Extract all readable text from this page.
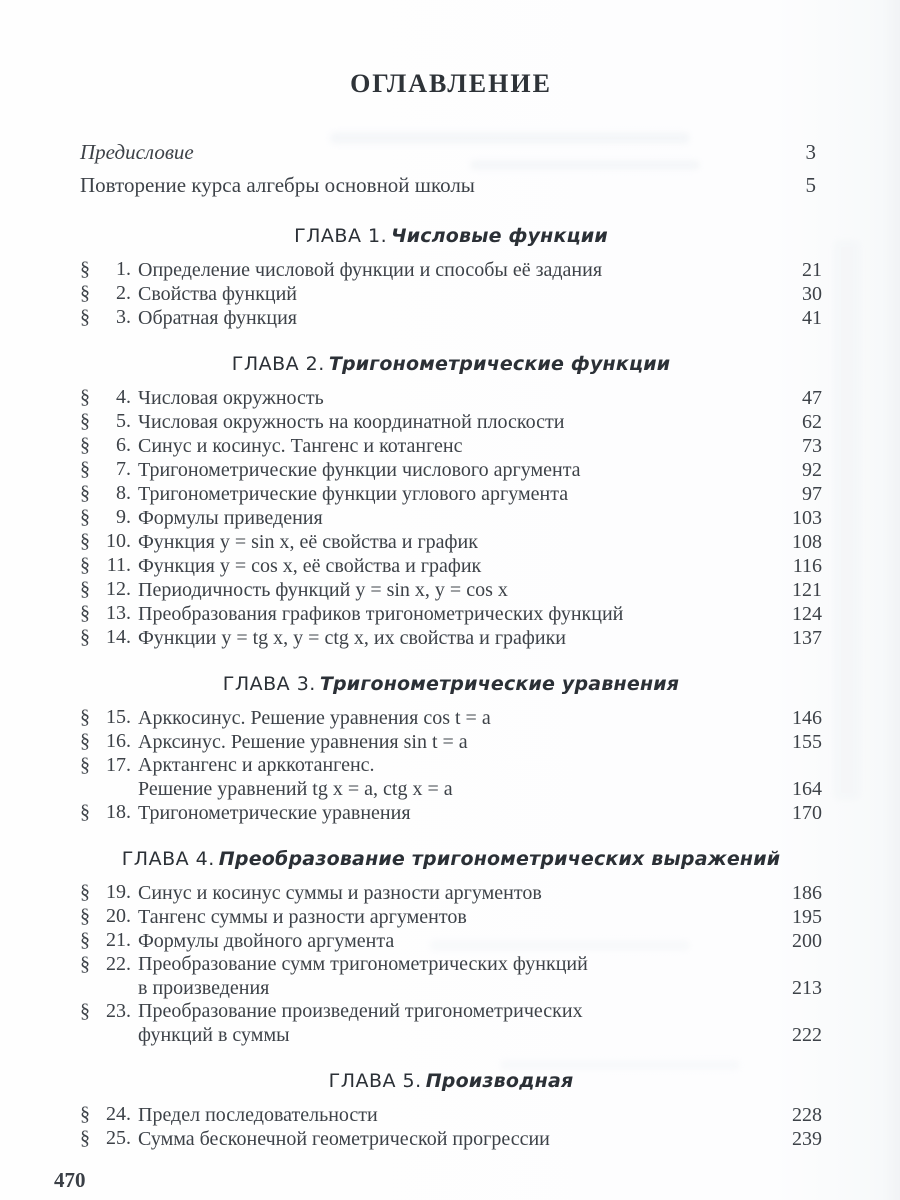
ОГЛАВЛЕНИЕ
Предисловие	3
Повторение курса алгебры основной школы	5
ГЛАВА 1. Числовые функции
§	1. Определение числовой функции и способы её задания	21
§	2. Свойства функций	30
§	3. Обратная функция	41
ГЛАВА 2. Тригонометрические функции
§	4. Числовая окружность	47
§	5. Числовая окружность на координатной плоскости	62
§	6. Синус и косинус. Тангенс и котангенс	73
§	7. Тригонометрические функции числового аргумента	92
§	8. Тригонометрические функции углового аргумента	97
§	9. Формулы приведения	103
§ 10. Функция y = sin x, её свойства и график	108
§ 11. Функция y = cos x, её свойства и график	116
§ 12. Периодичность функций y = sin x, y = cos x	121
§ 13. Преобразования графиков тригонометрических функций	124
§ 14. Функции y = tg x, y = ctg x, их свойства и графики	137
ГЛАВА 3. Тригонометрические уравнения
§ 15. Арккосинус. Решение уравнения cos t = a	146
§ 16. Арксинус. Решение уравнения sin t = a	155
§ 17. Арктангенс и арккотангенс.
Решение уравнений tg x = a, ctg x = a	164
§ 18. Тригонометрические уравнения	170
ГЛАВА 4. Преобразование тригонометрических выражений
§ 19. Синус и косинус суммы и разности аргументов	186
§ 20. Тангенс суммы и разности аргументов	195
§ 21. Формулы двойного аргумента	200
§ 22. Преобразование сумм тригонометрических функций
в произведения	213
§ 23. Преобразование произведений тригонометрических
функций в суммы	222
ГЛАВА 5. Производная
§ 24. Предел последовательности	228
§ 25. Сумма бесконечной геометрической прогрессии	239
470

################

- Instruction
Excluding the pictures, reproduce every entry exactly as given.

- Response for this exercise
Extract all readable text from this page.
ОГЛАВЛЕНИЕ
Предисловие	3
Повторение курса алгебры основной школы	5
ГЛАВА 1. Числовые функции
§	1. Определение числовой функции и способы её задания	21
§	2. Свойства функций	30
§	3. Обратная функция	41
ГЛАВА 2. Тригонометрические функции
§	4. Числовая окружность	47
§	5. Числовая окружность на координатной плоскости	62
§	6. Синус и косинус. Тангенс и котангенс	73
§	7. Тригонометрические функции числового аргумента	92
§	8. Тригонометрические функции углового аргумента	97
§	9. Формулы приведения	103
§ 10. Функция y = sin x, её свойства и график	108
§ 11. Функция y = cos x, её свойства и график	116
§ 12. Периодичность функций y = sin x, y = cos x	121
§ 13. Преобразования графиков тригонометрических функций	124
§ 14. Функции y = tg x, y = ctg x, их свойства и графики	137
ГЛАВА 3. Тригонометрические уравнения
§ 15. Арккосинус. Решение уравнения cos t = a	146
§ 16. Арксинус. Решение уравнения sin t = a	155
§ 17. Арктангенс и арккотангенс.
Решение уравнений tg x = a, ctg x = a	164
§ 18. Тригонометрические уравнения	170
ГЛАВА 4. Преобразование тригонометрических выражений
§ 19. Синус и косинус суммы и разности аргументов	186
§ 20. Тангенс суммы и разности аргументов	195
§ 21. Формулы двойного аргумента	200
§ 22. Преобразование сумм тригонометрических функций
в произведения	213
§ 23. Преобразование произведений тригонометрических
функций в суммы	222
ГЛАВА 5. Производная
§ 24. Предел последовательности	228
§ 25. Сумма бесконечной геометрической прогрессии	239
470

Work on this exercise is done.